WHAT NEEDS TO BE DONE:
Output all of the entries exactly as written.
===============
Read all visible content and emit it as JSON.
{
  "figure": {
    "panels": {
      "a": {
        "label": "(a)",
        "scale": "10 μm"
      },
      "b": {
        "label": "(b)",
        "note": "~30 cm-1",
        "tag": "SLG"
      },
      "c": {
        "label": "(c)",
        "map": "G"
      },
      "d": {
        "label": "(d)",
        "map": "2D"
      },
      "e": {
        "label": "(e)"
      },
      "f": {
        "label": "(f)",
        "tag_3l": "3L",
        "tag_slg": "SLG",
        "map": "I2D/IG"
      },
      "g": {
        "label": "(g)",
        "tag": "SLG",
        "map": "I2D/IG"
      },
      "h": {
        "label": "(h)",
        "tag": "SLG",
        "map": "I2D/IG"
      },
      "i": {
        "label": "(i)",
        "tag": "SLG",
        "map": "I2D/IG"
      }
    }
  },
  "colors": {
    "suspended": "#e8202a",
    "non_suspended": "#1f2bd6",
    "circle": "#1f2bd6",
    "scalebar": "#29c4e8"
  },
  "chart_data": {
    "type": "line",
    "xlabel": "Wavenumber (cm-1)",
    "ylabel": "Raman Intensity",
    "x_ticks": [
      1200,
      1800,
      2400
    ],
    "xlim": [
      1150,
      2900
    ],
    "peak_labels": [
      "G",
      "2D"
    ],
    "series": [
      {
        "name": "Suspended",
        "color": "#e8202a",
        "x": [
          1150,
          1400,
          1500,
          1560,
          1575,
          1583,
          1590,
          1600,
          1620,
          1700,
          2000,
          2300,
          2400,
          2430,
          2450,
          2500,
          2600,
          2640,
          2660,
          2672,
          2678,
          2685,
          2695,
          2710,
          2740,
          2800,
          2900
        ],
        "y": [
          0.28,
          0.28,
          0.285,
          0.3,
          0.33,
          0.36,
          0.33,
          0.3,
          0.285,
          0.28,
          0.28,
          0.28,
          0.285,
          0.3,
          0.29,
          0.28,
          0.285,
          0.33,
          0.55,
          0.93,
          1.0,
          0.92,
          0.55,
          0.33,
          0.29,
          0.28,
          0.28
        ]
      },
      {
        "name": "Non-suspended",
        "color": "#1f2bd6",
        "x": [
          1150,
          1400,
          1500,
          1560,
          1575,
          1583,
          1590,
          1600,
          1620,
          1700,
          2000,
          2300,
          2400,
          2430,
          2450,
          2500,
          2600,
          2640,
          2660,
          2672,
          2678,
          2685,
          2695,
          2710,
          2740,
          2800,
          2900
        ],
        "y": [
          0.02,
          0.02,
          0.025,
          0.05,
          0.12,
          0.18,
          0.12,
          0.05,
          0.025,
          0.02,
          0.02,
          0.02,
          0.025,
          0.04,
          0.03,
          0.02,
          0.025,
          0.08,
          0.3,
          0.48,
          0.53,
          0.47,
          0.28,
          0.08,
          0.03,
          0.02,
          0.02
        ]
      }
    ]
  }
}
===============
REPLY TO THE TASK:
Read all visible content and emit it as JSON.
{
  "figure": {
    "panels": {
      "a": {
        "label": "(a)",
        "scale": "10 μm"
      },
      "b": {
        "label": "(b)",
        "note": "~30 cm-1",
        "tag": "SLG"
      },
      "c": {
        "label": "(c)",
        "map": "G"
      },
      "d": {
        "label": "(d)",
        "map": "2D"
      },
      "e": {
        "label": "(e)"
      },
      "f": {
        "label": "(f)",
        "tag_3l": "3L",
        "tag_slg": "SLG",
        "map": "I2D/IG"
      },
      "g": {
        "label": "(g)",
        "tag": "SLG",
        "map": "I2D/IG"
      },
      "h": {
        "label": "(h)",
        "tag": "SLG",
        "map": "I2D/IG"
      },
      "i": {
        "label": "(i)",
        "tag": "SLG",
        "map": "I2D/IG"
      }
    }
  },
  "colors": {
    "suspended": "#e8202a",
    "non_suspended": "#1f2bd6",
    "circle": "#1f2bd6",
    "scalebar": "#29c4e8"
  },
  "chart_data": {
    "type": "line",
    "xlabel": "Wavenumber (cm-1)",
    "ylabel": "Raman Intensity",
    "x_ticks": [
      1200,
      1800,
      2400
    ],
    "xlim": [
      1150,
      2900
    ],
    "peak_labels": [
      "G",
      "2D"
    ],
    "series": [
      {
        "name": "Suspended",
        "color": "#e8202a",
        "x": [
          1150,
          1400,
          1500,
          1560,
          1575,
          1583,
          1590,
          1600,
          1620,
          1700,
          2000,
          2300,
          2400,
          2430,
          2450,
          2500,
          2600,
          2640,
          2660,
          2672,
          2678,
          2685,
          2695,
          2710,
          2740,
          2800,
          2900
        ],
        "y": [
          0.28,
          0.28,
          0.285,
          0.3,
          0.33,
          0.36,
          0.33,
          0.3,
          0.285,
          0.28,
          0.28,
          0.28,
          0.285,
          0.3,
          0.29,
          0.28,
          0.285,
          0.33,
          0.55,
          0.93,
          1.0,
          0.92,
          0.55,
          0.33,
          0.29,
          0.28,
          0.28
        ]
      },
      {
        "name": "Non-suspended",
        "color": "#1f2bd6",
        "x": [
          1150,
          1400,
          1500,
          1560,
          1575,
          1583,
          1590,
          1600,
          1620,
          1700,
          2000,
          2300,
          2400,
          2430,
          2450,
          2500,
          2600,
          2640,
          2660,
          2672,
          2678,
          2685,
          2695,
          2710,
          2740,
          2800,
          2900
        ],
        "y": [
          0.02,
          0.02,
          0.025,
          0.05,
          0.12,
          0.18,
          0.12,
          0.05,
          0.025,
          0.02,
          0.02,
          0.02,
          0.025,
          0.04,
          0.03,
          0.02,
          0.025,
          0.08,
          0.3,
          0.48,
          0.53,
          0.47,
          0.28,
          0.08,
          0.03,
          0.02,
          0.02
        ]
      }
    ]
  }
}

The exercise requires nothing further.